Dataset entries on figures
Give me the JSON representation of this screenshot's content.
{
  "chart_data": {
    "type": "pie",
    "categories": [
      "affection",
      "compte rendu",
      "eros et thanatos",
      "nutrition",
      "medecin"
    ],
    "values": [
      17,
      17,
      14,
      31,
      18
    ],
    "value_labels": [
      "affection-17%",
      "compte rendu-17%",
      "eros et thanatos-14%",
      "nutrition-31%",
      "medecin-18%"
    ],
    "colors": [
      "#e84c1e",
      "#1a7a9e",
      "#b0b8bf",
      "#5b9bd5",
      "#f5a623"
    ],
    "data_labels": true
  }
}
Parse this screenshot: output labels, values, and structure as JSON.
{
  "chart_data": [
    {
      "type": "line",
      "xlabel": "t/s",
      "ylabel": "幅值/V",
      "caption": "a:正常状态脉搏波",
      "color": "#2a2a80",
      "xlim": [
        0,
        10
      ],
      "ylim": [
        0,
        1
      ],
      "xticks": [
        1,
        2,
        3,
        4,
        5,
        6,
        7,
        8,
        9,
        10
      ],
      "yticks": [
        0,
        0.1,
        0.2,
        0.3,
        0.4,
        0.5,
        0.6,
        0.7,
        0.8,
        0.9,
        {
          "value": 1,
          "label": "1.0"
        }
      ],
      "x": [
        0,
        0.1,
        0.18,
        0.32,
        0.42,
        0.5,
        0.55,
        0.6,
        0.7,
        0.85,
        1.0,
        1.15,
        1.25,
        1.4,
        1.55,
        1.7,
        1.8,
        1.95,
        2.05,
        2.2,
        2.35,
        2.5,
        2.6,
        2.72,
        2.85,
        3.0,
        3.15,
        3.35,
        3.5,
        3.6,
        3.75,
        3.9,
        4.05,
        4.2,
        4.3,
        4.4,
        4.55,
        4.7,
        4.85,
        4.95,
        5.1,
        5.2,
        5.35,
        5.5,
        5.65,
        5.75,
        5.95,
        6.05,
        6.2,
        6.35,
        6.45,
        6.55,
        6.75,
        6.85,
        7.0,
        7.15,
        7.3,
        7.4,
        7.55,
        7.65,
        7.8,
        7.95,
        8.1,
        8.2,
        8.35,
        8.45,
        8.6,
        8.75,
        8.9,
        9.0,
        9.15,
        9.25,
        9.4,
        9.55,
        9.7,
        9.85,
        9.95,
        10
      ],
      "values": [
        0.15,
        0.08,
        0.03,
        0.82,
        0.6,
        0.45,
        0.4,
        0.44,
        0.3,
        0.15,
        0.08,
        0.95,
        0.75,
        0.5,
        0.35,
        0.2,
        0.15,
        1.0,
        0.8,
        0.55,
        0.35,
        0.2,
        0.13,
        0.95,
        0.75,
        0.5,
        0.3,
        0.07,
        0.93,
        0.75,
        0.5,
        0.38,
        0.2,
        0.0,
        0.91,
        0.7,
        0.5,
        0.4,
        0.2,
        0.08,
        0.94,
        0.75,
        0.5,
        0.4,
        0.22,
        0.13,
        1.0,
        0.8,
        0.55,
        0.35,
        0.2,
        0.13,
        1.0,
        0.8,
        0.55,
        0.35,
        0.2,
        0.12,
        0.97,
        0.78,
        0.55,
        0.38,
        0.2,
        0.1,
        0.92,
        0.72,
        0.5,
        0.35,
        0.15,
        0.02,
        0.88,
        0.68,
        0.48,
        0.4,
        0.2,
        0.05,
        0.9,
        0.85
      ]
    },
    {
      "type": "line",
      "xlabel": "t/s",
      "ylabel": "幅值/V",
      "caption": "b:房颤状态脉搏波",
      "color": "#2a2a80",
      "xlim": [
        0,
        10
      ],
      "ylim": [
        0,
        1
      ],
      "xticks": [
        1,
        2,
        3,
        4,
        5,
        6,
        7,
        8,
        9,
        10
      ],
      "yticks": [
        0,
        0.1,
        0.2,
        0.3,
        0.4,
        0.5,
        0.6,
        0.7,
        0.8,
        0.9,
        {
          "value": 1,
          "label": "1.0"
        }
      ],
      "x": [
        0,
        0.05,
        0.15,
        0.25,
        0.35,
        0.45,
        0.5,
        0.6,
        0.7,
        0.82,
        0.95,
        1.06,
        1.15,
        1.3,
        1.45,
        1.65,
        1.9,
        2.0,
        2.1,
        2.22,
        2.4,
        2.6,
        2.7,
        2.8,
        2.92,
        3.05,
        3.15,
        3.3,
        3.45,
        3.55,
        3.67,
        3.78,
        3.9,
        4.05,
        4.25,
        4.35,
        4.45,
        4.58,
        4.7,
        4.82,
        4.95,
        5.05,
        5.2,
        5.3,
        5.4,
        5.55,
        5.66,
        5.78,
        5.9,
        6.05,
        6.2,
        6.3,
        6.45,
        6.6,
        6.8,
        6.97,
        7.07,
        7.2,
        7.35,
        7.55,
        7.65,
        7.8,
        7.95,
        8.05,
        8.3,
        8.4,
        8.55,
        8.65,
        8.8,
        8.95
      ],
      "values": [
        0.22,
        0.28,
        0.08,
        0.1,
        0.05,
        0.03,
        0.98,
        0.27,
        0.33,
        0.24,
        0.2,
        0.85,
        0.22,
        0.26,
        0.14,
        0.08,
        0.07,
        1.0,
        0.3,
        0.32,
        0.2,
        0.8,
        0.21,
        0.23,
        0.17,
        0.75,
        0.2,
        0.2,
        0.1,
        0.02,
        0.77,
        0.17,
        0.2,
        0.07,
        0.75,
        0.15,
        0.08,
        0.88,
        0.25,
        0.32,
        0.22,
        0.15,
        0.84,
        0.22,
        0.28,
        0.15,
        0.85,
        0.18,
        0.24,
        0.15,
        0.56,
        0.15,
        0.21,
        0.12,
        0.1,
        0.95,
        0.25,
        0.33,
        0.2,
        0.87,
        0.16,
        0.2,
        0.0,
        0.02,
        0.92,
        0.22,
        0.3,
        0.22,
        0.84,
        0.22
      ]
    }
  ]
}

→ **OBJECTIVE**: Repeat the listing exactly, from its first line to its last.

→ **SOLUTION**:
Give me the JSON representation of this screenshot's content.
{
  "chart_data": {
    "type": "pie",
    "categories": [
      "affection",
      "compte rendu",
      "eros et thanatos",
      "nutrition",
      "medecin"
    ],
    "values": [
      17,
      17,
      14,
      31,
      18
    ],
    "value_labels": [
      "affection-17%",
      "compte rendu-17%",
      "eros et thanatos-14%",
      "nutrition-31%",
      "medecin-18%"
    ],
    "colors": [
      "#e84c1e",
      "#1a7a9e",
      "#b0b8bf",
      "#5b9bd5",
      "#f5a623"
    ],
    "data_labels": true
  }
}
Parse this screenshot: output labels, values, and structure as JSON.
{
  "chart_data": [
    {
      "type": "line",
      "xlabel": "t/s",
      "ylabel": "幅值/V",
      "caption": "a:正常状态脉搏波",
      "color": "#2a2a80",
      "xlim": [
        0,
        10
      ],
      "ylim": [
        0,
        1
      ],
      "xticks": [
        1,
        2,
        3,
        4,
        5,
        6,
        7,
        8,
        9,
        10
      ],
      "yticks": [
        0,
        0.1,
        0.2,
        0.3,
        0.4,
        0.5,
        0.6,
        0.7,
        0.8,
        0.9,
        {
          "value": 1,
          "label": "1.0"
        }
      ],
      "x": [
        0,
        0.1,
        0.18,
        0.32,
        0.42,
        0.5,
        0.55,
        0.6,
        0.7,
        0.85,
        1.0,
        1.15,
        1.25,
        1.4,
        1.55,
        1.7,
        1.8,
        1.95,
        2.05,
        2.2,
        2.35,
        2.5,
        2.6,
        2.72,
        2.85,
        3.0,
        3.15,
        3.35,
        3.5,
        3.6,
        3.75,
        3.9,
        4.05,
        4.2,
        4.3,
        4.4,
        4.55,
        4.7,
        4.85,
        4.95,
        5.1,
        5.2,
        5.35,
        5.5,
        5.65,
        5.75,
        5.95,
        6.05,
        6.2,
        6.35,
        6.45,
        6.55,
        6.75,
        6.85,
        7.0,
        7.15,
        7.3,
        7.4,
        7.55,
        7.65,
        7.8,
        7.95,
        8.1,
        8.2,
        8.35,
        8.45,
        8.6,
        8.75,
        8.9,
        9.0,
        9.15,
        9.25,
        9.4,
        9.55,
        9.7,
        9.85,
        9.95,
        10
      ],
      "values": [
        0.15,
        0.08,
        0.03,
        0.82,
        0.6,
        0.45,
        0.4,
        0.44,
        0.3,
        0.15,
        0.08,
        0.95,
        0.75,
        0.5,
        0.35,
        0.2,
        0.15,
        1.0,
        0.8,
        0.55,
        0.35,
        0.2,
        0.13,
        0.95,
        0.75,
        0.5,
        0.3,
        0.07,
        0.93,
        0.75,
        0.5,
        0.38,
        0.2,
        0.0,
        0.91,
        0.7,
        0.5,
        0.4,
        0.2,
        0.08,
        0.94,
        0.75,
        0.5,
        0.4,
        0.22,
        0.13,
        1.0,
        0.8,
        0.55,
        0.35,
        0.2,
        0.13,
        1.0,
        0.8,
        0.55,
        0.35,
        0.2,
        0.12,
        0.97,
        0.78,
        0.55,
        0.38,
        0.2,
        0.1,
        0.92,
        0.72,
        0.5,
        0.35,
        0.15,
        0.02,
        0.88,
        0.68,
        0.48,
        0.4,
        0.2,
        0.05,
        0.9,
        0.85
      ]
    },
    {
      "type": "line",
      "xlabel": "t/s",
      "ylabel": "幅值/V",
      "caption": "b:房颤状态脉搏波",
      "color": "#2a2a80",
      "xlim": [
        0,
        10
      ],
      "ylim": [
        0,
        1
      ],
      "xticks": [
        1,
        2,
        3,
        4,
        5,
        6,
        7,
        8,
        9,
        10
      ],
      "yticks": [
        0,
        0.1,
        0.2,
        0.3,
        0.4,
        0.5,
        0.6,
        0.7,
        0.8,
        0.9,
        {
          "value": 1,
          "label": "1.0"
        }
      ],
      "x": [
        0,
        0.05,
        0.15,
        0.25,
        0.35,
        0.45,
        0.5,
        0.6,
        0.7,
        0.82,
        0.95,
        1.06,
        1.15,
        1.3,
        1.45,
        1.65,
        1.9,
        2.0,
        2.1,
        2.22,
        2.4,
        2.6,
        2.7,
        2.8,
        2.92,
        3.05,
        3.15,
        3.3,
        3.45,
        3.55,
        3.67,
        3.78,
        3.9,
        4.05,
        4.25,
        4.35,
        4.45,
        4.58,
        4.7,
        4.82,
        4.95,
        5.05,
        5.2,
        5.3,
        5.4,
        5.55,
        5.66,
        5.78,
        5.9,
        6.05,
        6.2,
        6.3,
        6.45,
        6.6,
        6.8,
        6.97,
        7.07,
        7.2,
        7.35,
        7.55,
        7.65,
        7.8,
        7.95,
        8.05,
        8.3,
        8.4,
        8.55,
        8.65,
        8.8,
        8.95
      ],
      "values": [
        0.22,
        0.28,
        0.08,
        0.1,
        0.05,
        0.03,
        0.98,
        0.27,
        0.33,
        0.24,
        0.2,
        0.85,
        0.22,
        0.26,
        0.14,
        0.08,
        0.07,
        1.0,
        0.3,
        0.32,
        0.2,
        0.8,
        0.21,
        0.23,
        0.17,
        0.75,
        0.2,
        0.2,
        0.1,
        0.02,
        0.77,
        0.17,
        0.2,
        0.07,
        0.75,
        0.15,
        0.08,
        0.88,
        0.25,
        0.32,
        0.22,
        0.15,
        0.84,
        0.22,
        0.28,
        0.15,
        0.85,
        0.18,
        0.24,
        0.15,
        0.56,
        0.15,
        0.21,
        0.12,
        0.1,
        0.95,
        0.25,
        0.33,
        0.2,
        0.87,
        0.16,
        0.2,
        0.0,
        0.02,
        0.92,
        0.22,
        0.3,
        0.22,
        0.84,
        0.22
      ]
    }
  ]
}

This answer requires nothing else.